→ **Figure content listings**:

------------------------------------------------

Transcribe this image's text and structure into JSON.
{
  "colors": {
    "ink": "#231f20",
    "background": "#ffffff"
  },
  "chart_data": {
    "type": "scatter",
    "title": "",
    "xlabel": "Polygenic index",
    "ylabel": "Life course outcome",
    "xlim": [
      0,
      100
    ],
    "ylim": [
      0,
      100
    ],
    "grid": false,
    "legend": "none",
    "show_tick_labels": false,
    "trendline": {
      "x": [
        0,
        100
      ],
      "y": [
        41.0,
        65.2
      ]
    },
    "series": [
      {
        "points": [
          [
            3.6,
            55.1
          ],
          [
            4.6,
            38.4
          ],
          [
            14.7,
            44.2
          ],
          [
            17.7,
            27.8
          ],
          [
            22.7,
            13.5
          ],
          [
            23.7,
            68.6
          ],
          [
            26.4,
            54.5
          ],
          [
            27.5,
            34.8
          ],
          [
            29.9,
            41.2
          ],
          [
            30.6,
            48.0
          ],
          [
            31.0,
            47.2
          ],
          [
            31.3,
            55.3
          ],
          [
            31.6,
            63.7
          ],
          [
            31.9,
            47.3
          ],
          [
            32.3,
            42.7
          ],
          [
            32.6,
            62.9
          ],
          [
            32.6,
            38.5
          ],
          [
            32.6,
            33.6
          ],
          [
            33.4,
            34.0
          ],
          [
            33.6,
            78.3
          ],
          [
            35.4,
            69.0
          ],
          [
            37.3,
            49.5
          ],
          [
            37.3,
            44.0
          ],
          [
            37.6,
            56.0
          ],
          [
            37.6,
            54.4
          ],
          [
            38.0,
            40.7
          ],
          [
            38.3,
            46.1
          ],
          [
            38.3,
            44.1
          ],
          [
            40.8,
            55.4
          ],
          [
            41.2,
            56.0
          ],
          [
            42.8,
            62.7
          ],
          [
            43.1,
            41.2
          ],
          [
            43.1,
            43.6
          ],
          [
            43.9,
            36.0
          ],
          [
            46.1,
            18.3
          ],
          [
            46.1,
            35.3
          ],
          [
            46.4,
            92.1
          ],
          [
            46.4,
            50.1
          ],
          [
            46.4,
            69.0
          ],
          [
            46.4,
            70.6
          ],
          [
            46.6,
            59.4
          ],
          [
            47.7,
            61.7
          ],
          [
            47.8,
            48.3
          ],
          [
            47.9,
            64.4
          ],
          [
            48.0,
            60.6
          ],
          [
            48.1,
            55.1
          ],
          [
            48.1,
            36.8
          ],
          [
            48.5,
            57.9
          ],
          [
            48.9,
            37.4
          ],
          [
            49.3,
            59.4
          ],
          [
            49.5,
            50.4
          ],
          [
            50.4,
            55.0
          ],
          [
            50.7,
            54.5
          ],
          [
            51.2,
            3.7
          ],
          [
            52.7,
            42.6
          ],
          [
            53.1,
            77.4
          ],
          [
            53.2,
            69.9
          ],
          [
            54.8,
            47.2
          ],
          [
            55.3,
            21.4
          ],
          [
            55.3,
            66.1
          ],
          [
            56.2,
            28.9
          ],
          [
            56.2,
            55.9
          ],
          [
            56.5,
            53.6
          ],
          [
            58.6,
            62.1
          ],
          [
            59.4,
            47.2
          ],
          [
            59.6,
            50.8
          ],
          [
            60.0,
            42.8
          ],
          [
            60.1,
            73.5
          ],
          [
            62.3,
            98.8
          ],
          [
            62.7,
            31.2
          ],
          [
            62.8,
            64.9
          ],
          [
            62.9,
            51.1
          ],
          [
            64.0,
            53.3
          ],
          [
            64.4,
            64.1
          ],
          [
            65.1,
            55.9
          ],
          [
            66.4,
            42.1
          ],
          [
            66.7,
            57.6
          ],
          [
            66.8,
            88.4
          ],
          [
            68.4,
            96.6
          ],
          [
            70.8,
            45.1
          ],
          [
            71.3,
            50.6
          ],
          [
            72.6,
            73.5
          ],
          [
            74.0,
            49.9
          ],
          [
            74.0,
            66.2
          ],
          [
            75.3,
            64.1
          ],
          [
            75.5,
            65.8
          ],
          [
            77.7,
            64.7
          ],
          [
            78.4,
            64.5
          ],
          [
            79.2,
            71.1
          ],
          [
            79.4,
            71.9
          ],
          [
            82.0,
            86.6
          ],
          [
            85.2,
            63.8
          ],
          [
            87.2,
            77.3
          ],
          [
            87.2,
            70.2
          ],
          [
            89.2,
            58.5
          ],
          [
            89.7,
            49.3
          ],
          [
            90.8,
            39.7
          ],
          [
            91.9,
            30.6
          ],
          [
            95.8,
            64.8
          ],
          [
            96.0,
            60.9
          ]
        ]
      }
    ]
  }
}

------------------------------------------------

→ **Request**: Output all of the material, please, exactly as it stands.

→ **Task solution**:
Transcribe this image's text and structure into JSON.
{
  "colors": {
    "ink": "#231f20",
    "background": "#ffffff"
  },
  "chart_data": {
    "type": "scatter",
    "title": "",
    "xlabel": "Polygenic index",
    "ylabel": "Life course outcome",
    "xlim": [
      0,
      100
    ],
    "ylim": [
      0,
      100
    ],
    "grid": false,
    "legend": "none",
    "show_tick_labels": false,
    "trendline": {
      "x": [
        0,
        100
      ],
      "y": [
        41.0,
        65.2
      ]
    },
    "series": [
      {
        "points": [
          [
            3.6,
            55.1
          ],
          [
            4.6,
            38.4
          ],
          [
            14.7,
            44.2
          ],
          [
            17.7,
            27.8
          ],
          [
            22.7,
            13.5
          ],
          [
            23.7,
            68.6
          ],
          [
            26.4,
            54.5
          ],
          [
            27.5,
            34.8
          ],
          [
            29.9,
            41.2
          ],
          [
            30.6,
            48.0
          ],
          [
            31.0,
            47.2
          ],
          [
            31.3,
            55.3
          ],
          [
            31.6,
            63.7
          ],
          [
            31.9,
            47.3
          ],
          [
            32.3,
            42.7
          ],
          [
            32.6,
            62.9
          ],
          [
            32.6,
            38.5
          ],
          [
            32.6,
            33.6
          ],
          [
            33.4,
            34.0
          ],
          [
            33.6,
            78.3
          ],
          [
            35.4,
            69.0
          ],
          [
            37.3,
            49.5
          ],
          [
            37.3,
            44.0
          ],
          [
            37.6,
            56.0
          ],
          [
            37.6,
            54.4
          ],
          [
            38.0,
            40.7
          ],
          [
            38.3,
            46.1
          ],
          [
            38.3,
            44.1
          ],
          [
            40.8,
            55.4
          ],
          [
            41.2,
            56.0
          ],
          [
            42.8,
            62.7
          ],
          [
            43.1,
            41.2
          ],
          [
            43.1,
            43.6
          ],
          [
            43.9,
            36.0
          ],
          [
            46.1,
            18.3
          ],
          [
            46.1,
            35.3
          ],
          [
            46.4,
            92.1
          ],
          [
            46.4,
            50.1
          ],
          [
            46.4,
            69.0
          ],
          [
            46.4,
            70.6
          ],
          [
            46.6,
            59.4
          ],
          [
            47.7,
            61.7
          ],
          [
            47.8,
            48.3
          ],
          [
            47.9,
            64.4
          ],
          [
            48.0,
            60.6
          ],
          [
            48.1,
            55.1
          ],
          [
            48.1,
            36.8
          ],
          [
            48.5,
            57.9
          ],
          [
            48.9,
            37.4
          ],
          [
            49.3,
            59.4
          ],
          [
            49.5,
            50.4
          ],
          [
            50.4,
            55.0
          ],
          [
            50.7,
            54.5
          ],
          [
            51.2,
            3.7
          ],
          [
            52.7,
            42.6
          ],
          [
            53.1,
            77.4
          ],
          [
            53.2,
            69.9
          ],
          [
            54.8,
            47.2
          ],
          [
            55.3,
            21.4
          ],
          [
            55.3,
            66.1
          ],
          [
            56.2,
            28.9
          ],
          [
            56.2,
            55.9
          ],
          [
            56.5,
            53.6
          ],
          [
            58.6,
            62.1
          ],
          [
            59.4,
            47.2
          ],
          [
            59.6,
            50.8
          ],
          [
            60.0,
            42.8
          ],
          [
            60.1,
            73.5
          ],
          [
            62.3,
            98.8
          ],
          [
            62.7,
            31.2
          ],
          [
            62.8,
            64.9
          ],
          [
            62.9,
            51.1
          ],
          [
            64.0,
            53.3
          ],
          [
            64.4,
            64.1
          ],
          [
            65.1,
            55.9
          ],
          [
            66.4,
            42.1
          ],
          [
            66.7,
            57.6
          ],
          [
            66.8,
            88.4
          ],
          [
            68.4,
            96.6
          ],
          [
            70.8,
            45.1
          ],
          [
            71.3,
            50.6
          ],
          [
            72.6,
            73.5
          ],
          [
            74.0,
            49.9
          ],
          [
            74.0,
            66.2
          ],
          [
            75.3,
            64.1
          ],
          [
            75.5,
            65.8
          ],
          [
            77.7,
            64.7
          ],
          [
            78.4,
            64.5
          ],
          [
            79.2,
            71.1
          ],
          [
            79.4,
            71.9
          ],
          [
            82.0,
            86.6
          ],
          [
            85.2,
            63.8
          ],
          [
            87.2,
            77.3
          ],
          [
            87.2,
            70.2
          ],
          [
            89.2,
            58.5
          ],
          [
            89.7,
            49.3
          ],
          [
            90.8,
            39.7
          ],
          [
            91.9,
            30.6
          ],
          [
            95.8,
            64.8
          ],
          [
            96.0,
            60.9
          ]
        ]
      }
    ]
  }
}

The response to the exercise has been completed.